### Input material
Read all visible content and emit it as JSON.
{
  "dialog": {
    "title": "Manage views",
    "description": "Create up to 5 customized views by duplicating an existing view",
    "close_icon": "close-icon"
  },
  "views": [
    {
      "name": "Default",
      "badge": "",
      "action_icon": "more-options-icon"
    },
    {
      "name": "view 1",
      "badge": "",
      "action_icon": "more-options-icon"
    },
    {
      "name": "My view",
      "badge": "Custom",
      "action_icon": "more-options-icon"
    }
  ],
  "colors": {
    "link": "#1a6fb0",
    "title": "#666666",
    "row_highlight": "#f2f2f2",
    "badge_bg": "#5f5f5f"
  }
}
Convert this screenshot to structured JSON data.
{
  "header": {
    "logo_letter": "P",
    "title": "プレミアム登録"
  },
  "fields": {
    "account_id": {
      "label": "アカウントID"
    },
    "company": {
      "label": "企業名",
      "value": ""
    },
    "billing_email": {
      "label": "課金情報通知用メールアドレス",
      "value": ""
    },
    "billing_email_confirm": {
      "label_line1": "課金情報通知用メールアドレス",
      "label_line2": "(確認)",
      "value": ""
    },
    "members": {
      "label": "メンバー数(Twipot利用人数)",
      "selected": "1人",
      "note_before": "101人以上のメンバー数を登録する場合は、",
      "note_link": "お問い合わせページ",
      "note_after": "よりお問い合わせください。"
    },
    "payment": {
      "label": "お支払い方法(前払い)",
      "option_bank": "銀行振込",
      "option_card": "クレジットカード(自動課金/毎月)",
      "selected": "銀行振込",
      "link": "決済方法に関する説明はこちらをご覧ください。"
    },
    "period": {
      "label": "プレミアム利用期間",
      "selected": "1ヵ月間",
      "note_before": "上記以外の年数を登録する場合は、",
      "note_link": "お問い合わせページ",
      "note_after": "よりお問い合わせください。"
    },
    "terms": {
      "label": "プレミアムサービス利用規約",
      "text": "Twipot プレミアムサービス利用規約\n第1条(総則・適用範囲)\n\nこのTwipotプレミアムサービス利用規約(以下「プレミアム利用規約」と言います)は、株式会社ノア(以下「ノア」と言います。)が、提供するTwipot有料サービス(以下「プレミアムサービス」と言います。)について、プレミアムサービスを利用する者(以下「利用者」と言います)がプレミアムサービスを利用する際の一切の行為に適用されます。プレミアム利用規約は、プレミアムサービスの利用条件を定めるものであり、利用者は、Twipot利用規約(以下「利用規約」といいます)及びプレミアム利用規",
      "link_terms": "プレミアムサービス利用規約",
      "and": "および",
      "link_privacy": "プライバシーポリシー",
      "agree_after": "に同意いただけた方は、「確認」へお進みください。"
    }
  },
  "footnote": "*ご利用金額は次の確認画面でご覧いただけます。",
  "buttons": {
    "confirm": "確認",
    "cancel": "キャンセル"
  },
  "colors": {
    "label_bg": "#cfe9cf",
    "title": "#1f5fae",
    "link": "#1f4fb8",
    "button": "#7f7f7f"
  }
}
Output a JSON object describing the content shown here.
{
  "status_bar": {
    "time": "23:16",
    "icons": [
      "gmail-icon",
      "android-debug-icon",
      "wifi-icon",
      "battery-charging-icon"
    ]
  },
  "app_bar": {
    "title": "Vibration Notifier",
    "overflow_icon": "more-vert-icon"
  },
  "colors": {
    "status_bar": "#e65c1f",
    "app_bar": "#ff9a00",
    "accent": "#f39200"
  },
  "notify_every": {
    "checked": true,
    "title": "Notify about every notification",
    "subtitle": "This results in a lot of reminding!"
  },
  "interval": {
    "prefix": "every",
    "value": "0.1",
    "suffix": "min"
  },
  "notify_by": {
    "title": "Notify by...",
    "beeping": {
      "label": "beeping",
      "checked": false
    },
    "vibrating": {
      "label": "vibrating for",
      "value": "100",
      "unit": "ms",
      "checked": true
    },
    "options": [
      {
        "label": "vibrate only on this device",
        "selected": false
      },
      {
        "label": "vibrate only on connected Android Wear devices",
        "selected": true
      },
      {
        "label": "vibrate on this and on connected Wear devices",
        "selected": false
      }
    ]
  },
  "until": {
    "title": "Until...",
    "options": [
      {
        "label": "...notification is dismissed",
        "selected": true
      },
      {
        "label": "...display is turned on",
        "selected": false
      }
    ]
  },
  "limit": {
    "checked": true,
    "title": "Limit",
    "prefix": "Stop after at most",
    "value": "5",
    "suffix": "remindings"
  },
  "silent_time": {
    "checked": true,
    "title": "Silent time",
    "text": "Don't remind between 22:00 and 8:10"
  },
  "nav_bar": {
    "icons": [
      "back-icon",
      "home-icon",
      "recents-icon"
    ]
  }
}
######
_Aim_
Find the word "text" and list each line it appears in.

_Output below_
      "text": "Twipot プレミアムサービス利用規約\n第1条(総則・適用範囲)\n\nこのTwipotプレミアムサービス利用規約(以下「プレミアム利用規約」と言います)は、株式会社ノア(以下「ノア」と言います。)が、提供するTwipot有料サービス(以下「プレミアムサービス」と言います。)について、プレミアムサービスを利用する者(以下「利用者」と言います)がプレミアムサービスを利用する際の一切の行為に適用されます。プレミアム利用規約は、プレミアムサービスの利用条件を定めるものであり、利用者は、Twipot利用規約(以下「利用規約」といいます)及びプレミアム利用規",
    "text": "Don't remind between 22:00 and 8:10"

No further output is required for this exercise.